*AIM:*
Repeat the records below exactly.

[Stored dataset items]
┄┄┄┄┄┄┄┄┄┄

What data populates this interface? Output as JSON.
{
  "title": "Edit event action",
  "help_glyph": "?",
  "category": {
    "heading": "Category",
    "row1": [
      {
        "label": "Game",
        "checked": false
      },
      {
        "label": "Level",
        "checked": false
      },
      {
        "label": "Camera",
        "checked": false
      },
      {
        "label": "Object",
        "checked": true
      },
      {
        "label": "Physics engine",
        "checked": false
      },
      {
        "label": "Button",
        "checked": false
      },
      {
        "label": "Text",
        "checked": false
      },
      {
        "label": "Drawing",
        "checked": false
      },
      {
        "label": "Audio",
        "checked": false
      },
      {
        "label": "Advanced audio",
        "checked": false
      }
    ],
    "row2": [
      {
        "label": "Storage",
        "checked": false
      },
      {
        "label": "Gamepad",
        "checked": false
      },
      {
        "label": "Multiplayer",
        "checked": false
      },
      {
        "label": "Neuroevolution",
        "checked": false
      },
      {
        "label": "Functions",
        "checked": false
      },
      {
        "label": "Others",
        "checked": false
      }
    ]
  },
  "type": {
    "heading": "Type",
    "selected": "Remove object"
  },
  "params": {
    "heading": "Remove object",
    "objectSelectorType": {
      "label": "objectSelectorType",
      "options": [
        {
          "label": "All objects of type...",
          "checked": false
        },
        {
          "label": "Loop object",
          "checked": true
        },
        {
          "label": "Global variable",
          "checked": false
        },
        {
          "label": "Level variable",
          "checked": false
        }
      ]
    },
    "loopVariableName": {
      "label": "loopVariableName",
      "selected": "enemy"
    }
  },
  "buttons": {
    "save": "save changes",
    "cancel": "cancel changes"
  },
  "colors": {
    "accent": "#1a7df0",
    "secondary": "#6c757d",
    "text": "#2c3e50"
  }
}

┄┄┄┄┄┄┄┄┄┄

*REPLY TO THE EXERCISE:*
What data populates this interface? Output as JSON.
{
  "title": "Edit event action",
  "help_glyph": "?",
  "category": {
    "heading": "Category",
    "row1": [
      {
        "label": "Game",
        "checked": false
      },
      {
        "label": "Level",
        "checked": false
      },
      {
        "label": "Camera",
        "checked": false
      },
      {
        "label": "Object",
        "checked": true
      },
      {
        "label": "Physics engine",
        "checked": false
      },
      {
        "label": "Button",
        "checked": false
      },
      {
        "label": "Text",
        "checked": false
      },
      {
        "label": "Drawing",
        "checked": false
      },
      {
        "label": "Audio",
        "checked": false
      },
      {
        "label": "Advanced audio",
        "checked": false
      }
    ],
    "row2": [
      {
        "label": "Storage",
        "checked": false
      },
      {
        "label": "Gamepad",
        "checked": false
      },
      {
        "label": "Multiplayer",
        "checked": false
      },
      {
        "label": "Neuroevolution",
        "checked": false
      },
      {
        "label": "Functions",
        "checked": false
      },
      {
        "label": "Others",
        "checked": false
      }
    ]
  },
  "type": {
    "heading": "Type",
    "selected": "Remove object"
  },
  "params": {
    "heading": "Remove object",
    "objectSelectorType": {
      "label": "objectSelectorType",
      "options": [
        {
          "label": "All objects of type...",
          "checked": false
        },
        {
          "label": "Loop object",
          "checked": true
        },
        {
          "label": "Global variable",
          "checked": false
        },
        {
          "label": "Level variable",
          "checked": false
        }
      ]
    },
    "loopVariableName": {
      "label": "loopVariableName",
      "selected": "enemy"
    }
  },
  "buttons": {
    "save": "save changes",
    "cancel": "cancel changes"
  },
  "colors": {
    "accent": "#1a7df0",
    "secondary": "#6c757d",
    "text": "#2c3e50"
  }
}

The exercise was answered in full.